__Material for this exercise__.
[Begin]

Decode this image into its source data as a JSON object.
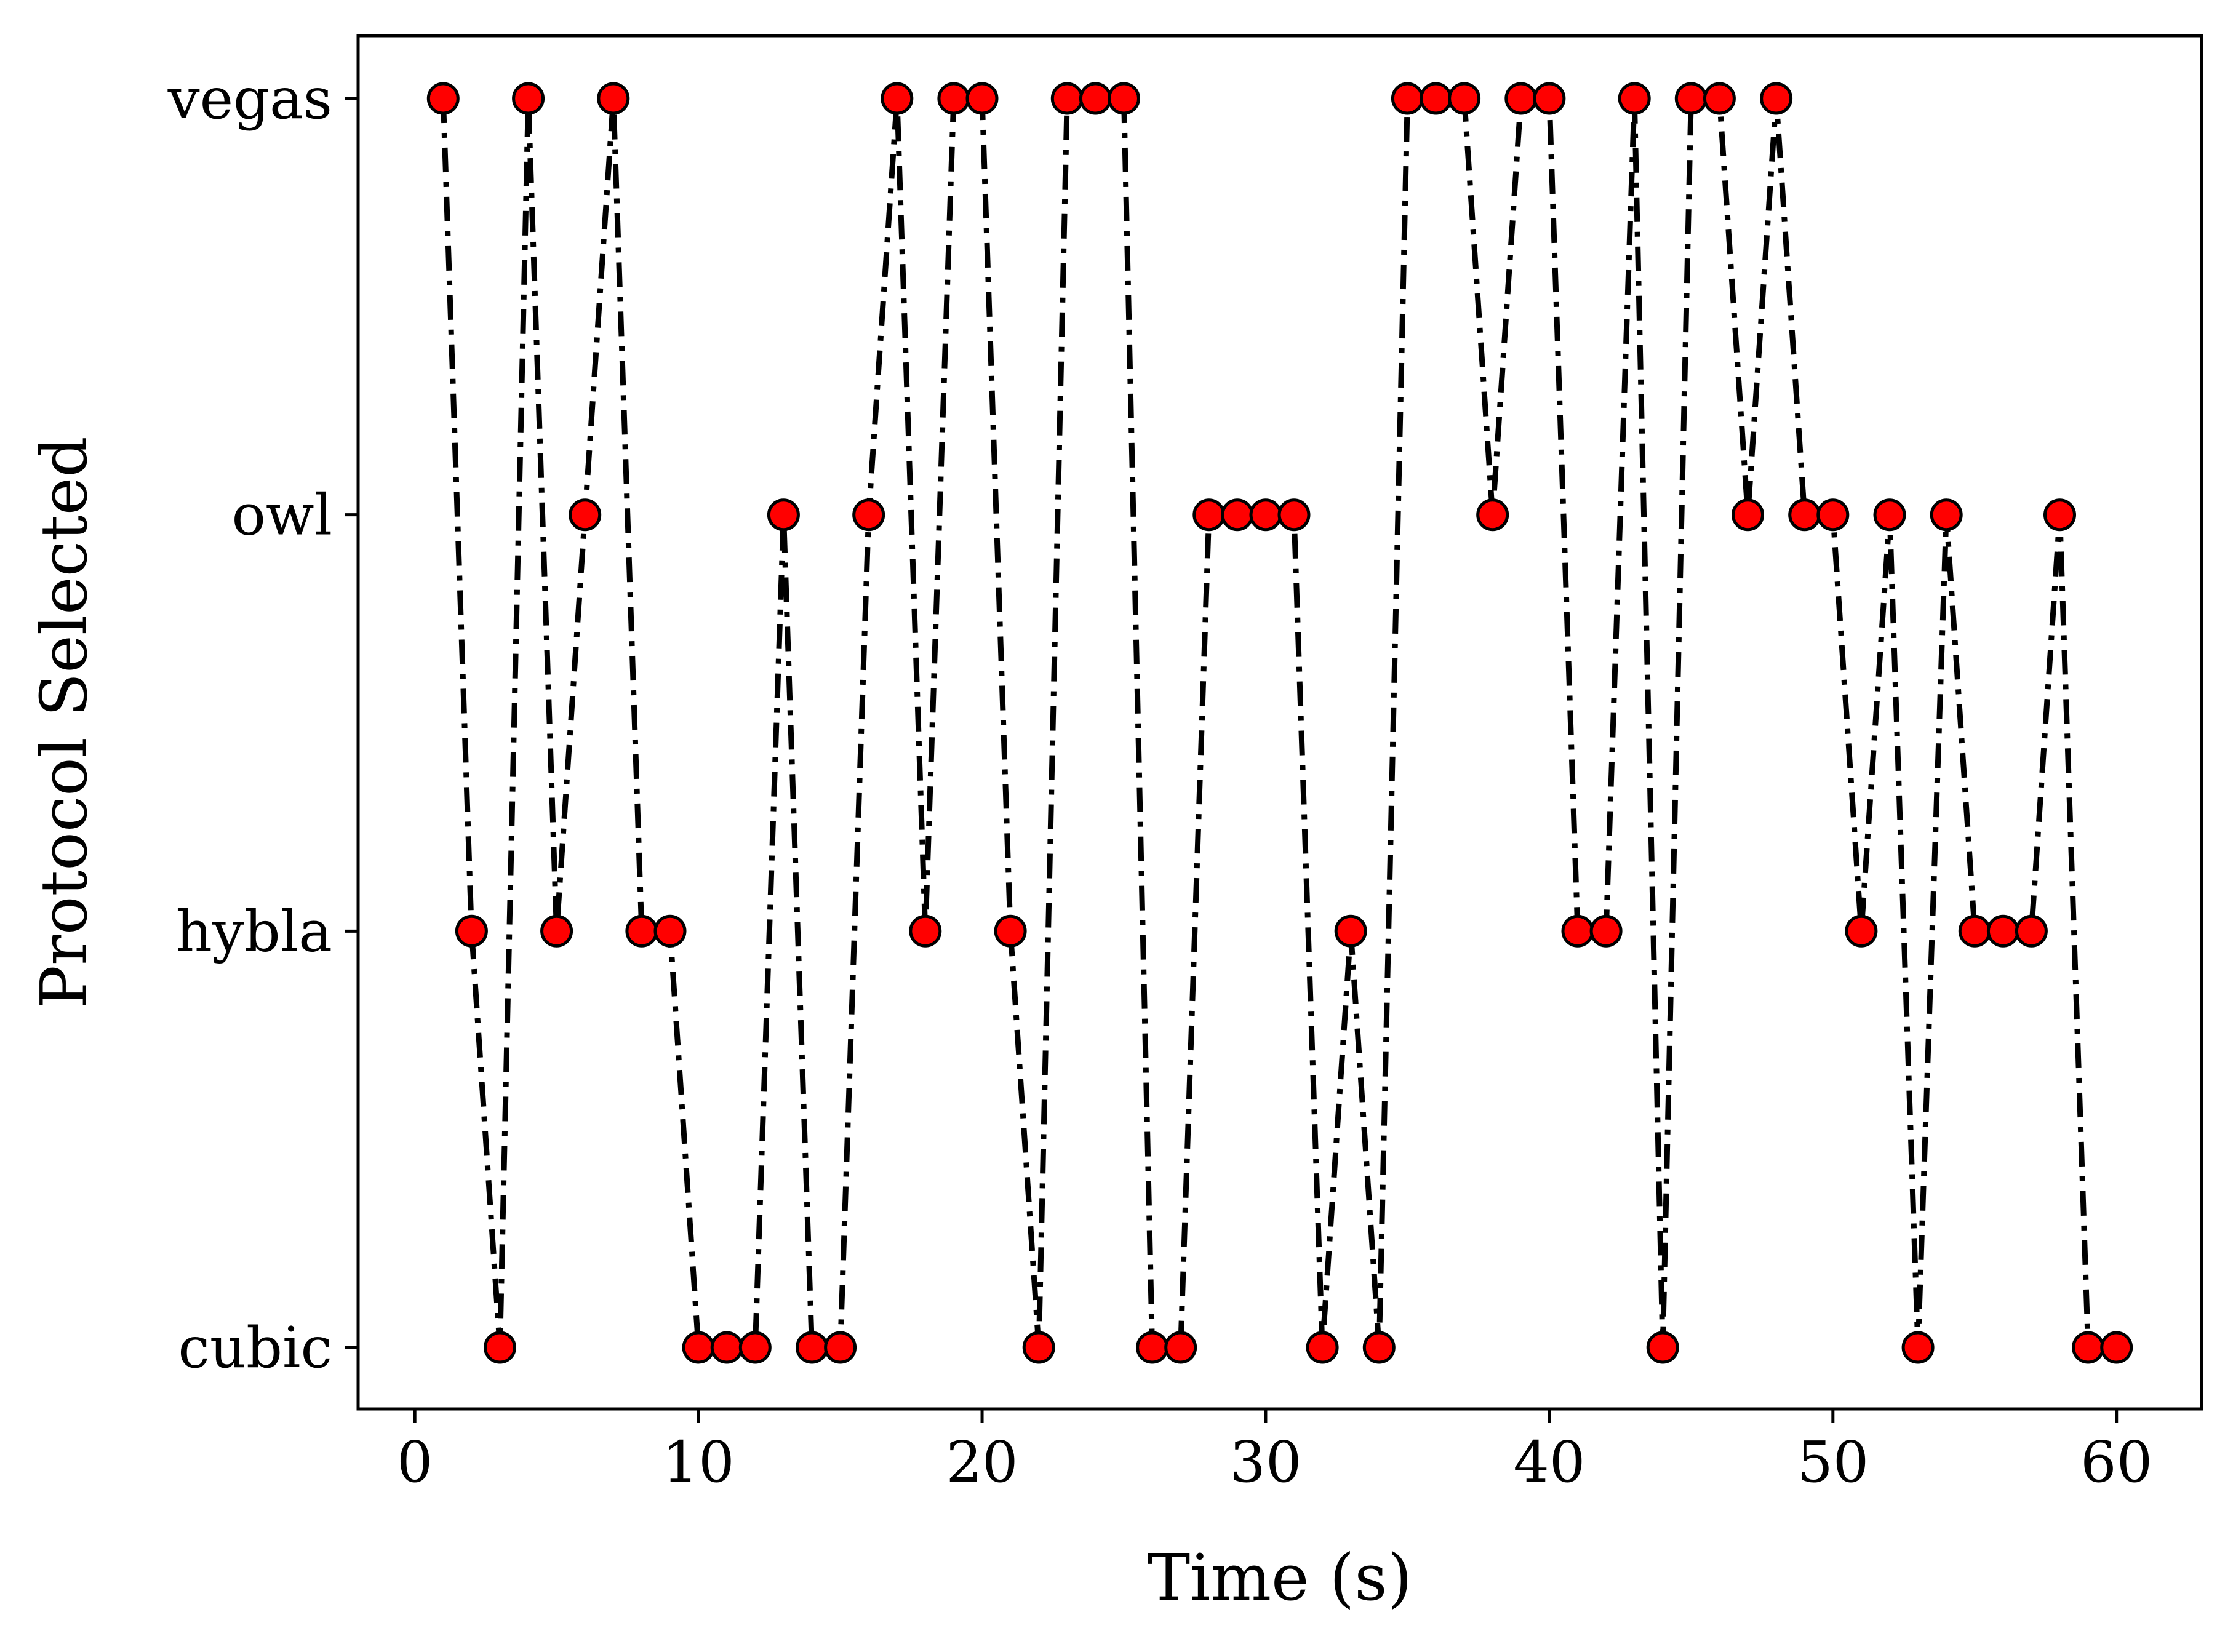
{
  "chart_data": {
    "type": "line",
    "title": "",
    "xlabel": "Time (s)",
    "ylabel": "Protocol Selected",
    "xlim": [
      -2,
      63
    ],
    "x_ticks": [
      0,
      10,
      20,
      30,
      40,
      50,
      60
    ],
    "x_tick_labels": [
      "0",
      "10",
      "20",
      "30",
      "40",
      "50",
      "60"
    ],
    "categories_y": [
      "cubic",
      "hybla",
      "owl",
      "vegas"
    ],
    "grid": false,
    "legend": "none",
    "series": [
      {
        "name": "Protocol Selected",
        "line_style": "dash-dot",
        "line_color": "#000000",
        "marker_fill": "#ff0000",
        "marker_edge": "#000000",
        "x": [
          1,
          2,
          3,
          4,
          5,
          6,
          7,
          8,
          9,
          10,
          11,
          12,
          13,
          14,
          15,
          16,
          17,
          18,
          19,
          20,
          21,
          22,
          23,
          24,
          25,
          26,
          27,
          28,
          29,
          30,
          31,
          32,
          33,
          34,
          35,
          36,
          37,
          38,
          39,
          40,
          41,
          42,
          43,
          44,
          45,
          46,
          47,
          48,
          49,
          50,
          51,
          52,
          53,
          54,
          55,
          56,
          57,
          58,
          59,
          60
        ],
        "values": [
          "vegas",
          "hybla",
          "cubic",
          "vegas",
          "hybla",
          "owl",
          "vegas",
          "hybla",
          "hybla",
          "cubic",
          "cubic",
          "cubic",
          "owl",
          "cubic",
          "cubic",
          "owl",
          "vegas",
          "hybla",
          "vegas",
          "vegas",
          "hybla",
          "cubic",
          "vegas",
          "vegas",
          "vegas",
          "cubic",
          "cubic",
          "owl",
          "owl",
          "owl",
          "owl",
          "cubic",
          "hybla",
          "cubic",
          "vegas",
          "vegas",
          "vegas",
          "owl",
          "vegas",
          "vegas",
          "hybla",
          "hybla",
          "vegas",
          "cubic",
          "vegas",
          "vegas",
          "owl",
          "vegas",
          "owl",
          "owl",
          "hybla",
          "owl",
          "cubic",
          "owl",
          "hybla",
          "hybla",
          "hybla",
          "owl",
          "cubic",
          "cubic"
        ]
      }
    ]
  }
}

[End]

__Set exercise__. In the records above, find each line that holds the word "Protocol"; copy all such lines.

__Result__.
    "ylabel": "Protocol Selected",
        "name": "Protocol Selected",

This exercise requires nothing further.